* Set task *
From the listing below, extract each entry exactly as written, minus the images.

══════════════════════════════

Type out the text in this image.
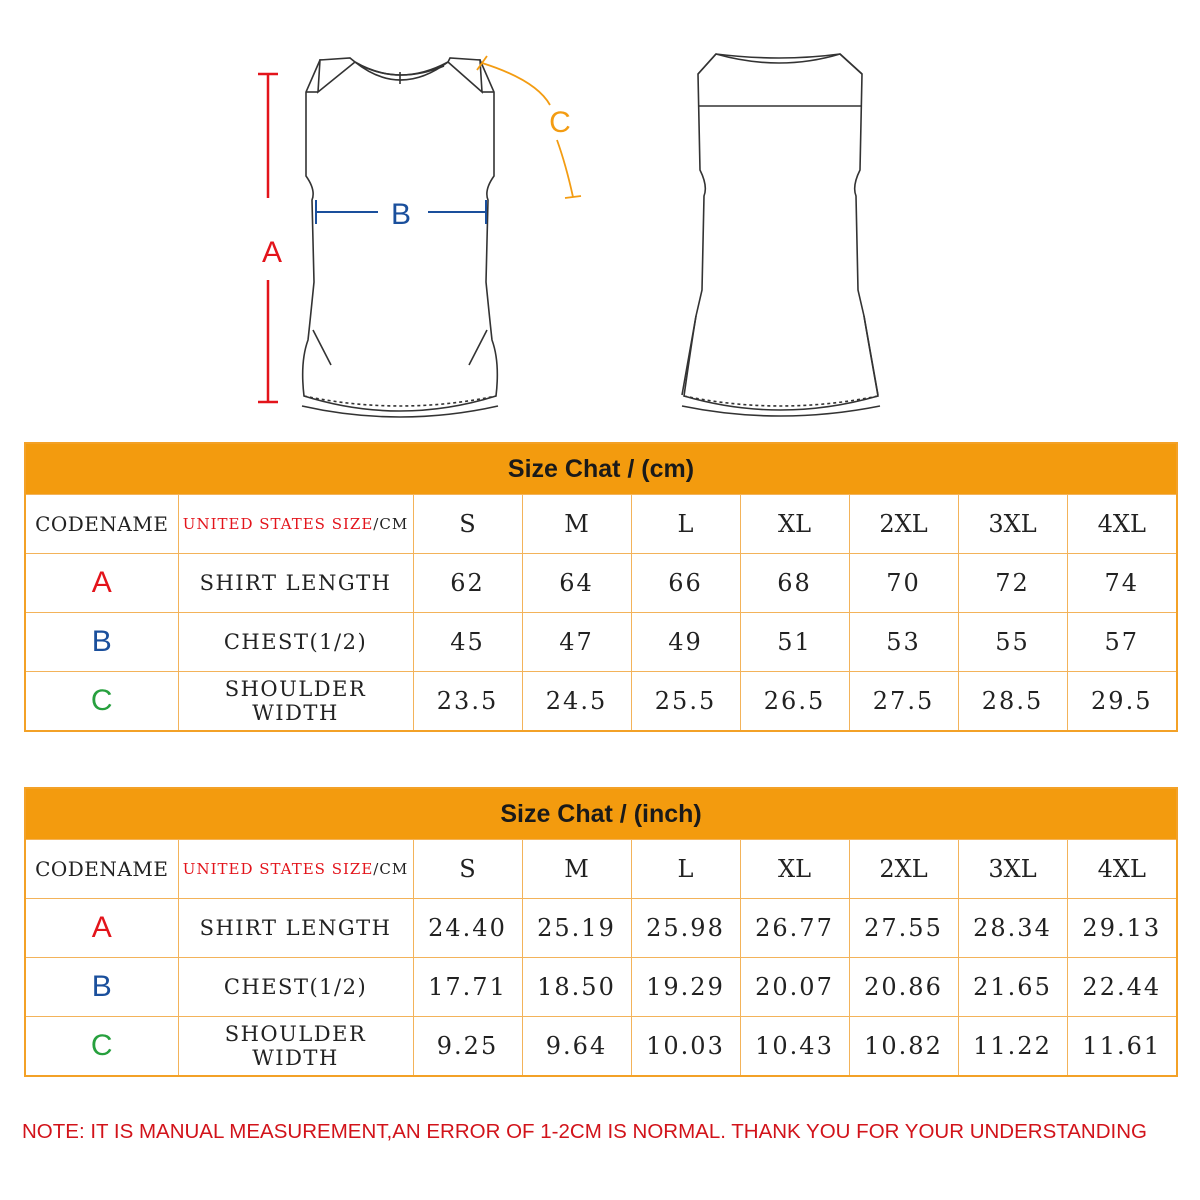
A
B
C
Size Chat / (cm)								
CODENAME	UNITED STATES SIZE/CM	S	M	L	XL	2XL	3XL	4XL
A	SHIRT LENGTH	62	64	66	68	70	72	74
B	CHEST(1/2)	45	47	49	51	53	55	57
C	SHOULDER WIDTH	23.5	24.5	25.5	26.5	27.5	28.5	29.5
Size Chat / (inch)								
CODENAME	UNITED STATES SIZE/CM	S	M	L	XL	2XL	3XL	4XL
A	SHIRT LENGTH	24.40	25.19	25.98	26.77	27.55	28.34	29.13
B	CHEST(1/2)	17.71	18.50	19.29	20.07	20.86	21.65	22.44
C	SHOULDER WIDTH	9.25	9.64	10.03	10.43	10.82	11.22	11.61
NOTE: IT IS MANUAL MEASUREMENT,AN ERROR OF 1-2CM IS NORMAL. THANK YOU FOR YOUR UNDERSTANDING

══════════════════════════════

* Solved exercise *
Type out the text in this image.
A
B
C
Size Chat / (cm)								
CODENAME	UNITED STATES SIZE/CM	S	M	L	XL	2XL	3XL	4XL
A	SHIRT LENGTH	62	64	66	68	70	72	74
B	CHEST(1/2)	45	47	49	51	53	55	57
C	SHOULDER WIDTH	23.5	24.5	25.5	26.5	27.5	28.5	29.5
Size Chat / (inch)								
CODENAME	UNITED STATES SIZE/CM	S	M	L	XL	2XL	3XL	4XL
A	SHIRT LENGTH	24.40	25.19	25.98	26.77	27.55	28.34	29.13
B	CHEST(1/2)	17.71	18.50	19.29	20.07	20.86	21.65	22.44
C	SHOULDER WIDTH	9.25	9.64	10.03	10.43	10.82	11.22	11.61
NOTE: IT IS MANUAL MEASUREMENT,AN ERROR OF 1-2CM IS NORMAL. THANK YOU FOR YOUR UNDERSTANDING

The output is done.